(Items from a dataset)
--
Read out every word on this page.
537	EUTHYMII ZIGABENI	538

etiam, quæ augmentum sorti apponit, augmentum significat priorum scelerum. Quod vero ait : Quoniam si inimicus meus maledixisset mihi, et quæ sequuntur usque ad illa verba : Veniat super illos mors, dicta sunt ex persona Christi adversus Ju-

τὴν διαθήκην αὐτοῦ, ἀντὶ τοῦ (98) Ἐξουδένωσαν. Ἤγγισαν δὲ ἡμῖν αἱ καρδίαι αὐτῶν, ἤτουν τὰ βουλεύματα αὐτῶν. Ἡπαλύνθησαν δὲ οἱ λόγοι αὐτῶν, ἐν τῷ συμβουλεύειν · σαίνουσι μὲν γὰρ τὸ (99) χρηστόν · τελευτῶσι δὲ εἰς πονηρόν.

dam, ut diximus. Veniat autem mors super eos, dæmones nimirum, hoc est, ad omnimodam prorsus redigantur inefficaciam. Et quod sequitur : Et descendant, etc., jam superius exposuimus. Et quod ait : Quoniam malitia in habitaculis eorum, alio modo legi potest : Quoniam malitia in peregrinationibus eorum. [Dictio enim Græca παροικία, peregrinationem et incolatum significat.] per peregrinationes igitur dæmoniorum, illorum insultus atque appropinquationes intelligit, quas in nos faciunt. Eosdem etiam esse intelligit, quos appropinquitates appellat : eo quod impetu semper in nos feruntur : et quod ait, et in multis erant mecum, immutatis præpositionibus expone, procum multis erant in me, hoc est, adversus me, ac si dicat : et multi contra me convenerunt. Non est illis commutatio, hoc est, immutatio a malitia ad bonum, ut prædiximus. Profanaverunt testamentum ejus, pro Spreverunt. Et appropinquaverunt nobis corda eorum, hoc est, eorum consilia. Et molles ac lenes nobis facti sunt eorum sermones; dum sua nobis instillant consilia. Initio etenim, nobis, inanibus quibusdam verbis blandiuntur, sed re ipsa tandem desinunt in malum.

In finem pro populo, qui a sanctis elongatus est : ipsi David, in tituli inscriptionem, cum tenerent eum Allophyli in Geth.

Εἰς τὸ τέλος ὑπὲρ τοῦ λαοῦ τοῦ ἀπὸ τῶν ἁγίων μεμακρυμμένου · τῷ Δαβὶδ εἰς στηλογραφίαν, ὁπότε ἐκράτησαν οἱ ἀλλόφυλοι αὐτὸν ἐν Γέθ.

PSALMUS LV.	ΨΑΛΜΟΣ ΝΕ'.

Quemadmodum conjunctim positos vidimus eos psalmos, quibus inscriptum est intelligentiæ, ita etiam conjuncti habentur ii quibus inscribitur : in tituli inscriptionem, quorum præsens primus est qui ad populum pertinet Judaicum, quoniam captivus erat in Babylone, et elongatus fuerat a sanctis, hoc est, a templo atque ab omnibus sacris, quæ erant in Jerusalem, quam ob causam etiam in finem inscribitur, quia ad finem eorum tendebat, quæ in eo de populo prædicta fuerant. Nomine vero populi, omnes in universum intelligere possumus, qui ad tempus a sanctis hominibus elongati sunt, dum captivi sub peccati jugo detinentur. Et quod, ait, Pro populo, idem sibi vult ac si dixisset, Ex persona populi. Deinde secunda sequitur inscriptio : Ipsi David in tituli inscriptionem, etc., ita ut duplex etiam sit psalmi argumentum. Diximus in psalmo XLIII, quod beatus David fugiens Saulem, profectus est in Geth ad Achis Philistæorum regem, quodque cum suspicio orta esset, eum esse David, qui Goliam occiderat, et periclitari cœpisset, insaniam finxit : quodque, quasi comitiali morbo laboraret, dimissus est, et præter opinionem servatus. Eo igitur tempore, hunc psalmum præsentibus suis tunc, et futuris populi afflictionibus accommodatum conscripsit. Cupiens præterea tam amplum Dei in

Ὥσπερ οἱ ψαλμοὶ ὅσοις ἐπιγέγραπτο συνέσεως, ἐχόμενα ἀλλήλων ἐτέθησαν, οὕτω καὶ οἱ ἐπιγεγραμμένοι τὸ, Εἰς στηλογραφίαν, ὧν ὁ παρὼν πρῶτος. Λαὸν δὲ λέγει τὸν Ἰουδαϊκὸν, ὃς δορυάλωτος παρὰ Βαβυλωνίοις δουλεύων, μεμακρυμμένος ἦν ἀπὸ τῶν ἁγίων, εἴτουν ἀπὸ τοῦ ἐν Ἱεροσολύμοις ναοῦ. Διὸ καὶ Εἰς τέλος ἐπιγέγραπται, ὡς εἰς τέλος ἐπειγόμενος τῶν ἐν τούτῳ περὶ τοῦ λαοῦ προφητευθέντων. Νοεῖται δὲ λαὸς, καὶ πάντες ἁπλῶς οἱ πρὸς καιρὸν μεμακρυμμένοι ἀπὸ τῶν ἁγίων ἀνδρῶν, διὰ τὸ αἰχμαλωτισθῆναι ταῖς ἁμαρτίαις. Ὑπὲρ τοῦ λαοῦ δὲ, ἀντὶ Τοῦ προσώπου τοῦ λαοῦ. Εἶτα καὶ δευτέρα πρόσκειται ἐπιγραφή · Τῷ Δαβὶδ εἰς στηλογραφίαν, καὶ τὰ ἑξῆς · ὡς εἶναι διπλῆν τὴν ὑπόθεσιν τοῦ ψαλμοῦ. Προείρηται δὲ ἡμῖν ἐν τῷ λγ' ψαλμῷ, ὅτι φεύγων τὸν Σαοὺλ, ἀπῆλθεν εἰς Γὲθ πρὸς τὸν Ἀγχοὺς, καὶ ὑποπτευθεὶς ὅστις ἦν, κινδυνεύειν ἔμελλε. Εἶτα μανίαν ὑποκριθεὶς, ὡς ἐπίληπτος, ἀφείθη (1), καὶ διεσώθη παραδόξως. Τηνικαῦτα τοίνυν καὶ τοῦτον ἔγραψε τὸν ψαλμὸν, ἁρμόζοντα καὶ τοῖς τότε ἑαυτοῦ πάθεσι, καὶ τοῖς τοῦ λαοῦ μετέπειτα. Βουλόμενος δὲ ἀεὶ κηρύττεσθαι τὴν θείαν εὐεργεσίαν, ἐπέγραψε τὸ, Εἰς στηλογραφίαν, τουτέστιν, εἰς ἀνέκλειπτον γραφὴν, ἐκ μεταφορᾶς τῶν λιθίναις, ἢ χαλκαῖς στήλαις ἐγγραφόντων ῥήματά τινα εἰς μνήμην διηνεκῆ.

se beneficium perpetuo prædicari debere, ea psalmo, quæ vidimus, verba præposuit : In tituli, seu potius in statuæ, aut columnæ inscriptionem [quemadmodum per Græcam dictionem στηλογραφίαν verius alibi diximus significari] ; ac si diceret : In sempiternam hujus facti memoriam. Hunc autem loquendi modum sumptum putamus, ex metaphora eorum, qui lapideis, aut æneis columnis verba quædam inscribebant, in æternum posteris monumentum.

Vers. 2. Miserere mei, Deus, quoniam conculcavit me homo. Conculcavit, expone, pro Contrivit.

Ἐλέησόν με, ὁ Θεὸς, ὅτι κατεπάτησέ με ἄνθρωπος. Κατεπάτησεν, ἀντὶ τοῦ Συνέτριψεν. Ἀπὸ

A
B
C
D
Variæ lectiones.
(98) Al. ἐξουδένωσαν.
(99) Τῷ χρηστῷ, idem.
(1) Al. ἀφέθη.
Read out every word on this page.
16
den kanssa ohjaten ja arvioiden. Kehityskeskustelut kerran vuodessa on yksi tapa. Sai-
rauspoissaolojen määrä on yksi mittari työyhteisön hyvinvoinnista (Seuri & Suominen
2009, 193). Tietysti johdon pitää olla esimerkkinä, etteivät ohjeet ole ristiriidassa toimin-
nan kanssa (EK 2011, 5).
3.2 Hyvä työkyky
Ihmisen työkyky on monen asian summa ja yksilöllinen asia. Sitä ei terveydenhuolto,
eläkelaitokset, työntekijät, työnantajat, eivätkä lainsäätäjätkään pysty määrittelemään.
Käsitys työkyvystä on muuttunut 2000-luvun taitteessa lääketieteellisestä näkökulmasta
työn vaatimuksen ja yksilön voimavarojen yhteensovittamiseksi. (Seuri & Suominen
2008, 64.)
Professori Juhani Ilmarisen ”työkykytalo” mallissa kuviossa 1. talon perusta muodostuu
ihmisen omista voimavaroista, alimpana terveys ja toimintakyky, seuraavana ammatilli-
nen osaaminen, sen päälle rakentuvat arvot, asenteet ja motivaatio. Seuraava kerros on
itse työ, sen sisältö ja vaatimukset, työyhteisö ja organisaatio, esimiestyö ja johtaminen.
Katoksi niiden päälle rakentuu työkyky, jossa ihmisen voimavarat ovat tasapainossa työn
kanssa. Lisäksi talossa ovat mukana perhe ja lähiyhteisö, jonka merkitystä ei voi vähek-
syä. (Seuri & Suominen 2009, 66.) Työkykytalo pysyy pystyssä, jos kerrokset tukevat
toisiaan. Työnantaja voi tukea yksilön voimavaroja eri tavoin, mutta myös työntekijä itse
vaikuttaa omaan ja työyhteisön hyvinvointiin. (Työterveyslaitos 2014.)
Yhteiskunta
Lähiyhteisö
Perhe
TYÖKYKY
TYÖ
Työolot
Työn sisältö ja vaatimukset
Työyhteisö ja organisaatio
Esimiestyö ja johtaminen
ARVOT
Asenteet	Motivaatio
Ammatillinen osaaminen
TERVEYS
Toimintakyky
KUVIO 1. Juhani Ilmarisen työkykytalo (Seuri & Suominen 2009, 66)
--
*TASK PROMPT*
Take every line from the records above that has the word "Δαβὶδ" and copy it.

*COMPLETE OUTPUT*
Εἰς τὸ τέλος ὑπὲρ τοῦ λαοῦ τοῦ ἀπὸ τῶν ἁγίων μεμακρυμμένου · τῷ Δαβὶδ εἰς στηλογραφίαν, ὁπότε ἐκράτησαν οἱ ἀλλόφυλοι αὐτὸν ἐν Γέθ.
Ὥσπερ οἱ ψαλμοὶ ὅσοις ἐπιγέγραπτο συνέσεως, ἐχόμενα ἀλλήλων ἐτέθησαν, οὕτω καὶ οἱ ἐπιγεγραμμένοι τὸ, Εἰς στηλογραφίαν, ὧν ὁ παρὼν πρῶτος. Λαὸν δὲ λέγει τὸν Ἰουδαϊκὸν, ὃς δορυάλωτος παρὰ Βαβυλωνίοις δουλεύων, μεμακρυμμένος ἦν ἀπὸ τῶν ἁγίων, εἴτουν ἀπὸ τοῦ ἐν Ἱεροσολύμοις ναοῦ. Διὸ καὶ Εἰς τέλος ἐπιγέγραπται, ὡς εἰς τέλος ἐπειγόμενος τῶν ἐν τούτῳ περὶ τοῦ λαοῦ προφητευθέντων. Νοεῖται δὲ λαὸς, καὶ πάντες ἁπλῶς οἱ πρὸς καιρὸν μεμακρυμμένοι ἀπὸ τῶν ἁγίων ἀνδρῶν, διὰ τὸ αἰχμαλωτισθῆναι ταῖς ἁμαρτίαις. Ὑπὲρ τοῦ λαοῦ δὲ, ἀντὶ Τοῦ προσώπου τοῦ λαοῦ. Εἶτα καὶ δευτέρα πρόσκειται ἐπιγραφή · Τῷ Δαβὶδ εἰς στηλογραφίαν, καὶ τὰ ἑξῆς · ὡς εἶναι διπλῆν τὴν ὑπόθεσιν τοῦ ψαλμοῦ. Προείρηται δὲ ἡμῖν ἐν τῷ λγ' ψαλμῷ, ὅτι φεύγων τὸν Σαοὺλ, ἀπῆλθεν εἰς Γὲθ πρὸς τὸν Ἀγχοὺς, καὶ ὑποπτευθεὶς ὅστις ἦν, κινδυνεύειν ἔμελλε. Εἶτα μανίαν ὑποκριθεὶς, ὡς ἐπίληπτος, ἀφείθη (1), καὶ διεσώθη παραδόξως. Τηνικαῦτα τοίνυν καὶ τοῦτον ἔγραψε τὸν ψαλμὸν, ἁρμόζοντα καὶ τοῖς τότε ἑαυτοῦ πάθεσι, καὶ τοῖς τοῦ λαοῦ μετέπειτα. Βουλόμενος δὲ ἀεὶ κηρύττεσθαι τὴν θείαν εὐεργεσίαν, ἐπέγραψε τὸ, Εἰς στηλογραφίαν, τουτέστιν, εἰς ἀνέκλειπτον γραφὴν, ἐκ μεταφορᾶς τῶν λιθίναις, ἢ χαλκαῖς στήλαις ἐγγραφόντων ῥήματά τινα εἰς μνήμην διηνεκῆ.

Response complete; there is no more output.